* _Work instruction_: Look through the listing below for the word "Year" and copy every line where it occurs.

* _Given data_:

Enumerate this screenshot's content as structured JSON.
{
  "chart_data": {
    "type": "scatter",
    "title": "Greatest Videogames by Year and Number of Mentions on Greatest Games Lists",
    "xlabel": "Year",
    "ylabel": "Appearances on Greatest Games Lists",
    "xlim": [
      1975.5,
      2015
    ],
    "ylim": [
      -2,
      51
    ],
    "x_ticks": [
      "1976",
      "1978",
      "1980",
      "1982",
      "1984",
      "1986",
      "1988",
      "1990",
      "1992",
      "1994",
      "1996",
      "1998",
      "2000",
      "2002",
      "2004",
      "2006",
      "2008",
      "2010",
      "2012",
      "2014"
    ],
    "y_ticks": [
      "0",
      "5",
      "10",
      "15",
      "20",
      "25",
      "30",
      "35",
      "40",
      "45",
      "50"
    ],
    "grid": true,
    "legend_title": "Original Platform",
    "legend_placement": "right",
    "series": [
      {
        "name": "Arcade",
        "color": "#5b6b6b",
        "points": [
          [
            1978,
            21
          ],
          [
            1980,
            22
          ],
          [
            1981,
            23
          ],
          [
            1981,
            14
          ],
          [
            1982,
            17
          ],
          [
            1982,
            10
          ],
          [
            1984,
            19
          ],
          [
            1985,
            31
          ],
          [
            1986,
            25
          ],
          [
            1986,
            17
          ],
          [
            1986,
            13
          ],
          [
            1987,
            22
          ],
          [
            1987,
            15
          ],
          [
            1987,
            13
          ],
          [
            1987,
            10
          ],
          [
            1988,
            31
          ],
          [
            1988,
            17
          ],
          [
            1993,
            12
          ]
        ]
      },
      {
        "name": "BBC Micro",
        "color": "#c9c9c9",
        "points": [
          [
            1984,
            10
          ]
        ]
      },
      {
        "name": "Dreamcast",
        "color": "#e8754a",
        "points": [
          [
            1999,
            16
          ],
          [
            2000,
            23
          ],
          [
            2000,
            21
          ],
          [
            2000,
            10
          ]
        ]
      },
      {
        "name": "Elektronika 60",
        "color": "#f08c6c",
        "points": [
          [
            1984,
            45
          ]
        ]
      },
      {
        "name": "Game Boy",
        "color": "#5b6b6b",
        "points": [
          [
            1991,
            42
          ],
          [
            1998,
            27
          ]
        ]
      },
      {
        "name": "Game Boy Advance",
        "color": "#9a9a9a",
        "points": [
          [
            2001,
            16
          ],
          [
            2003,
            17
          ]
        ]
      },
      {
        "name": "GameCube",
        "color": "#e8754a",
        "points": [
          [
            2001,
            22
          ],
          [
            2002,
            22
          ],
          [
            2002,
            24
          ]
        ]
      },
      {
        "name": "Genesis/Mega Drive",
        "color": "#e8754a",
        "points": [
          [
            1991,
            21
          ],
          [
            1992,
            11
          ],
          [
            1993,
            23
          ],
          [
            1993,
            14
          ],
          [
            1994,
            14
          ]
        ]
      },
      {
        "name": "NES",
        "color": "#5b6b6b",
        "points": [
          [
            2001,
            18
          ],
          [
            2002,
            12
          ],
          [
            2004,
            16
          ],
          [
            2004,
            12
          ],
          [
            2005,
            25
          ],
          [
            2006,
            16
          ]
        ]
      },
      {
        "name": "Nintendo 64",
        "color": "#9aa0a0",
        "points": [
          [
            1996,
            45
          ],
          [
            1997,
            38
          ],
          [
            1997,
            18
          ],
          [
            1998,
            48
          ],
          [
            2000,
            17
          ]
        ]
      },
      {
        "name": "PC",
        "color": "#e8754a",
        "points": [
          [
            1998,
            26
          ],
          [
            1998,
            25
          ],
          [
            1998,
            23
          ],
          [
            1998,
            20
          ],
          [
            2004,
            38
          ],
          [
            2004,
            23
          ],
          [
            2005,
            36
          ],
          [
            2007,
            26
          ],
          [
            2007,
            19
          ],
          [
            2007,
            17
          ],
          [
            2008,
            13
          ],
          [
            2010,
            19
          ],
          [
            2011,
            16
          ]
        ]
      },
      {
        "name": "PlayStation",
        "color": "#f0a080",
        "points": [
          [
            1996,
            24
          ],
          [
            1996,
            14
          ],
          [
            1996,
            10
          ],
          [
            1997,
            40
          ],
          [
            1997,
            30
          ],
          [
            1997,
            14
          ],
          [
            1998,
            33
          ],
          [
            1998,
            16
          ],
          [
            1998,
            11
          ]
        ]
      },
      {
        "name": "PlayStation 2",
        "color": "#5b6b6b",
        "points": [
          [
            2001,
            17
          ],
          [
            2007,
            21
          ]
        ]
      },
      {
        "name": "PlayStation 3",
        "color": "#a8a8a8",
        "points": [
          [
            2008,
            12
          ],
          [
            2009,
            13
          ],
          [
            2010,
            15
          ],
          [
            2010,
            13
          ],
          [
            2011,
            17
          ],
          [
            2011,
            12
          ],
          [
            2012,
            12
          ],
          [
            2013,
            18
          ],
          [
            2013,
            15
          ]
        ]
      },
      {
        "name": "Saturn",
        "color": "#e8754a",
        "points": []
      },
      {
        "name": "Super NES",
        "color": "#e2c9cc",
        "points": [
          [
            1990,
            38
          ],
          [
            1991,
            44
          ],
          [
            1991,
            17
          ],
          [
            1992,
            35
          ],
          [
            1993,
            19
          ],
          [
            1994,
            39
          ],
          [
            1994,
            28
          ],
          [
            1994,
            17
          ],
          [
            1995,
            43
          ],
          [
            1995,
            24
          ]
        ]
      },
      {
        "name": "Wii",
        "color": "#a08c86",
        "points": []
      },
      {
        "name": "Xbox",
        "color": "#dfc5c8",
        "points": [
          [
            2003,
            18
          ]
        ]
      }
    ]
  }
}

* _Answer space_:
    "title": "Greatest Videogames by Year and Number of Mentions on Greatest Games Lists",
    "xlabel": "Year",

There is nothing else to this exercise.